• **What you need to do**
A. Please answer these questions on the Formula 1 race-analysis passage, one answer per line, marked the same way:
(i) Which three domains does the passage name?
(ii) What is the maximum fuel allowance each car starts the race with?
(iii) How does the Pace view first remove the fuel-load effect?
B. Carry on with the Formula 1 race-analysis passage, starting after its last sentence.
START Exercise passage
This analytical structure is shared across all three domains. What distinguishes Race, Pace, and Spec is not how the data is read, but which variables are allowed to act and which are deliberately held constant.
With that framework in place, we begin with the most familiar view:
Race
The Race view presents the event exactly as it unfolded on track. Lap times are shown in real time, preserving chronology, causality, and all the dynamics that define a Formula 1 race—starts, traffic, pit stops, safety cars, and strategy.
This is the race everyone watched. PitWallGeek does not reinterpret it; it simply provides the instruments to observe it with greater resolution.
Pace
In race conditions, no two laps are directly comparable.
Fuel load is the first distortion. Every car starts the race with the same maximum fuel allowance—up to 105 kg—and burns it continuously. Early laps are heavier and slower; late laps are lighter and faster, assuming tires allow it. A lap from the opening stint and a lap near the end of the race describe fundamentally different cars, making direct comparison meaningless.
The Pace view first removes this effect by normalizing lap times for fuel load, aligning every lap to a common reference.
END Exercise passage
START Dataset
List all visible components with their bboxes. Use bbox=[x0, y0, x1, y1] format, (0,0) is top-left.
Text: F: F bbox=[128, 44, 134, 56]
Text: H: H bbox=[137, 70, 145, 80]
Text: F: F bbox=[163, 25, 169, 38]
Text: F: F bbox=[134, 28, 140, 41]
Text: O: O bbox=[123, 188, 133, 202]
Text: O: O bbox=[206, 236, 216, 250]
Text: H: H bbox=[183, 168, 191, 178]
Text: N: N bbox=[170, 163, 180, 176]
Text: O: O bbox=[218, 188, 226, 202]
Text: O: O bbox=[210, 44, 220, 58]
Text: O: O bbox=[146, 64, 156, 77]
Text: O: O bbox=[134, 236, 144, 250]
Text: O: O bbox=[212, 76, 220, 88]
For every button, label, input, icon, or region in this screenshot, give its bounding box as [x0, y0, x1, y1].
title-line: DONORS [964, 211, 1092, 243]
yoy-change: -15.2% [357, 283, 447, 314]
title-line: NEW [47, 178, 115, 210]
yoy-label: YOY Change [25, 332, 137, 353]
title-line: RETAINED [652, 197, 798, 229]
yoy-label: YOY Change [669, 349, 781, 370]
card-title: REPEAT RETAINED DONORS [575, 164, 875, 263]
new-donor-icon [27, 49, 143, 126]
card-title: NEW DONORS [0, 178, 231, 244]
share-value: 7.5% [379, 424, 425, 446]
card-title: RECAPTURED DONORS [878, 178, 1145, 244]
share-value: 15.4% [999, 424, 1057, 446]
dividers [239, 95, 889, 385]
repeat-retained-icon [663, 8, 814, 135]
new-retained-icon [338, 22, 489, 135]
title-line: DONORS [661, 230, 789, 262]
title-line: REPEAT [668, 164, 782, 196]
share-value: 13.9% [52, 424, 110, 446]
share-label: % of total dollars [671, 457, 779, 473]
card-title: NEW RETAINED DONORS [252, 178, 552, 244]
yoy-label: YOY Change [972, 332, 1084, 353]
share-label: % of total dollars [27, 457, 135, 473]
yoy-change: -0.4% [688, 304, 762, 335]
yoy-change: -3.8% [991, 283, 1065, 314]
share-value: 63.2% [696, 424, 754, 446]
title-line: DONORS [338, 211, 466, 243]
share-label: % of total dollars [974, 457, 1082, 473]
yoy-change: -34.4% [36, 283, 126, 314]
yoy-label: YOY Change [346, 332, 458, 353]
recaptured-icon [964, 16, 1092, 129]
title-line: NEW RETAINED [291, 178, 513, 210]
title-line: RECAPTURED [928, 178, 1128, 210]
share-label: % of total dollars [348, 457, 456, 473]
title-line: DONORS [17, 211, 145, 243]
END Dataset
• **Responses**
A.
(i) Race, Pace, and Spec.
(ii) Up to 105 kg.
(iii) It normalizes lap times for fuel load, aligning every lap to a common reference.

B.
Tire wear is the second distortion. Grip evolves lap by lap as tires degrade, recover, or are replaced. Even at identical fuel levels, a fresh-tire lap and a worn-tire lap are not equivalent. The Pace view accounts for this degradation separately, isolating performance from tire state.
After these two layers are addressed, what remains is a comparable expression of pace. Not an abstraction of the race—but a reorganization of it, where every lap can be meaningfully compared.
The Pace engine rests on an empirical normalization process, projecting every lap onto a common performance reference so they can be compared without losing their relationship to the race.
Why should you care about Pace?
Because results and raw lap times often tell convincing stories that are simply not true. Pace removes the distortions of fuel and tires, allowing performance to be compared meaningfully across the race—and revealing patterns that are invisible in real time but unmistakable in hindsight.
Spec
If fuel and tires can be held constant, one question inevitably follows: what happens if car performance is held constant as well?
The Spec domain is a modeled view of the race, built on a defined and transparent set of rules. It does not claim to represent reality, nor to fully decouple driver from car—an indeterminable problem in Formula 1. Instead, Spec is an instrument: a controlled framework designed to explore what driver performance might look like under equalized machinery.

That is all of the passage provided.